■ **Task statement**
Line by line, transcribe all of the entries exactly.
^^^^^^^^^^^^^^^^
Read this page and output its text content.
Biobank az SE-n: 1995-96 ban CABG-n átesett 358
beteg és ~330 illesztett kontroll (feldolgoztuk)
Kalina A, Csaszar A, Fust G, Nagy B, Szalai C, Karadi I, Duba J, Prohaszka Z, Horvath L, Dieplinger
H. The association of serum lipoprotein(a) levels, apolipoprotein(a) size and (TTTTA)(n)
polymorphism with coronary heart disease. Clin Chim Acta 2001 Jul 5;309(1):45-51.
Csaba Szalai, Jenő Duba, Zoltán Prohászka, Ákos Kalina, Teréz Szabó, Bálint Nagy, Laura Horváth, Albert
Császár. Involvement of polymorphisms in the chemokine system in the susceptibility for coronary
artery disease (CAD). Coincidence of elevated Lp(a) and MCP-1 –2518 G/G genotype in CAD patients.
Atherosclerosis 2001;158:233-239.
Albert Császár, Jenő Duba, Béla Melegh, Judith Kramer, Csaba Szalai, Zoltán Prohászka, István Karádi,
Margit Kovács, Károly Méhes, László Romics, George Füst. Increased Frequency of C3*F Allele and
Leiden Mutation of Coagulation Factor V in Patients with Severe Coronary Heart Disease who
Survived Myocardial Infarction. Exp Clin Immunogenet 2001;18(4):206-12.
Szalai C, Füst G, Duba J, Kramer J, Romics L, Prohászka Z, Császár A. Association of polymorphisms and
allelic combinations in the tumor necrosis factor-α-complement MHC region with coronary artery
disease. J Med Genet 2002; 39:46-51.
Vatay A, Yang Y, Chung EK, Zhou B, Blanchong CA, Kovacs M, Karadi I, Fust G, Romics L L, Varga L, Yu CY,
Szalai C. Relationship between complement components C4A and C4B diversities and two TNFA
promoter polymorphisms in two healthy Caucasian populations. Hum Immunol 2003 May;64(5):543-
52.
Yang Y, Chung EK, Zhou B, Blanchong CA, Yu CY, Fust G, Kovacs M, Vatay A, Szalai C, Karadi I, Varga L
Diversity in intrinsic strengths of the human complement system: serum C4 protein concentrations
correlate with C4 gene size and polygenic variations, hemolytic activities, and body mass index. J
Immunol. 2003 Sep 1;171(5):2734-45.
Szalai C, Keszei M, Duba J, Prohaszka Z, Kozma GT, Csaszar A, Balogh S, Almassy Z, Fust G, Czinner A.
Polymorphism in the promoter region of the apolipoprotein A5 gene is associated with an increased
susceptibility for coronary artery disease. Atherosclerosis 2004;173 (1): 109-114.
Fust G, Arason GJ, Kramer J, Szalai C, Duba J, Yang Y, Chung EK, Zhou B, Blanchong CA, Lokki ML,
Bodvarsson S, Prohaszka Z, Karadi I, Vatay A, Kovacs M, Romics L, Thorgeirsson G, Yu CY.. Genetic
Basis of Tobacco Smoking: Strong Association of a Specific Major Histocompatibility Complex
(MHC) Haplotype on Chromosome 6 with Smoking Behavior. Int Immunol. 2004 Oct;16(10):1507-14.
^^^^^^^^^^^^^^^^
■ **Exercise answer**
Read this page and output its text content.
Biobank az SE-n: 1995-96 ban CABG-n átesett 358
beteg és ~330 illesztett kontroll (feldolgoztuk)
Kalina A, Csaszar A, Fust G, Nagy B, Szalai C, Karadi I, Duba J, Prohaszka Z, Horvath L, Dieplinger
H. The association of serum lipoprotein(a) levels, apolipoprotein(a) size and (TTTTA)(n)
polymorphism with coronary heart disease. Clin Chim Acta 2001 Jul 5;309(1):45-51.
Csaba Szalai, Jenő Duba, Zoltán Prohászka, Ákos Kalina, Teréz Szabó, Bálint Nagy, Laura Horváth, Albert
Császár. Involvement of polymorphisms in the chemokine system in the susceptibility for coronary
artery disease (CAD). Coincidence of elevated Lp(a) and MCP-1 –2518 G/G genotype in CAD patients.
Atherosclerosis 2001;158:233-239.
Albert Császár, Jenő Duba, Béla Melegh, Judith Kramer, Csaba Szalai, Zoltán Prohászka, István Karádi,
Margit Kovács, Károly Méhes, László Romics, George Füst. Increased Frequency of C3*F Allele and
Leiden Mutation of Coagulation Factor V in Patients with Severe Coronary Heart Disease who
Survived Myocardial Infarction. Exp Clin Immunogenet 2001;18(4):206-12.
Szalai C, Füst G, Duba J, Kramer J, Romics L, Prohászka Z, Császár A. Association of polymorphisms and
allelic combinations in the tumor necrosis factor-α-complement MHC region with coronary artery
disease. J Med Genet 2002; 39:46-51.
Vatay A, Yang Y, Chung EK, Zhou B, Blanchong CA, Kovacs M, Karadi I, Fust G, Romics L L, Varga L, Yu CY,
Szalai C. Relationship between complement components C4A and C4B diversities and two TNFA
promoter polymorphisms in two healthy Caucasian populations. Hum Immunol 2003 May;64(5):543-
52.
Yang Y, Chung EK, Zhou B, Blanchong CA, Yu CY, Fust G, Kovacs M, Vatay A, Szalai C, Karadi I, Varga L
Diversity in intrinsic strengths of the human complement system: serum C4 protein concentrations
correlate with C4 gene size and polygenic variations, hemolytic activities, and body mass index. J
Immunol. 2003 Sep 1;171(5):2734-45.
Szalai C, Keszei M, Duba J, Prohaszka Z, Kozma GT, Csaszar A, Balogh S, Almassy Z, Fust G, Czinner A.
Polymorphism in the promoter region of the apolipoprotein A5 gene is associated with an increased
susceptibility for coronary artery disease. Atherosclerosis 2004;173 (1): 109-114.
Fust G, Arason GJ, Kramer J, Szalai C, Duba J, Yang Y, Chung EK, Zhou B, Blanchong CA, Lokki ML,
Bodvarsson S, Prohaszka Z, Karadi I, Vatay A, Kovacs M, Romics L, Thorgeirsson G, Yu CY.. Genetic
Basis of Tobacco Smoking: Strong Association of a Specific Major Histocompatibility Complex
(MHC) Haplotype on Chromosome 6 with Smoking Behavior. Int Immunol. 2004 Oct;16(10):1507-14.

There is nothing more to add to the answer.